Dataset items:

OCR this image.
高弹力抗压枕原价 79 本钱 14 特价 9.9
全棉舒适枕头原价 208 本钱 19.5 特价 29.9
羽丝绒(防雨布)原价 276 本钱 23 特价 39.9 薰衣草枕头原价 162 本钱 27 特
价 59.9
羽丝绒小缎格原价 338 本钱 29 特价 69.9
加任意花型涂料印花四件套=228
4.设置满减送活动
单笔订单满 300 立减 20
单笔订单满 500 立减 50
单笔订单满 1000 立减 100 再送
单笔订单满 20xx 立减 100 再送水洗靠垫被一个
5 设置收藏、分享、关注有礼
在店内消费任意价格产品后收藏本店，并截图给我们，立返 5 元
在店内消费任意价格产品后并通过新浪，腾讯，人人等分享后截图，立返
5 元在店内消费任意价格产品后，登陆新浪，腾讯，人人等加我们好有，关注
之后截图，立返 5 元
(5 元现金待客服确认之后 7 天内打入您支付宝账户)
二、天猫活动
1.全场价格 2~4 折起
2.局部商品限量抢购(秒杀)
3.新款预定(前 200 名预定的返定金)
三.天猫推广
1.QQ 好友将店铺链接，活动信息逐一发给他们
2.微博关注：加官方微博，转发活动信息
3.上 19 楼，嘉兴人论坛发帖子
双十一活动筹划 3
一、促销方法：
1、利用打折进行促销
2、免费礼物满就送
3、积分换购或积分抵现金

• [What you are asked to do] Gather all lines with the string "单笔订单满" from the data.

• [Exercise answer]
单笔订单满 300 立减 20
单笔订单满 500 立减 50
单笔订单满 1000 立减 100 再送
单笔订单满 20xx 立减 100 再送水洗靠垫被一个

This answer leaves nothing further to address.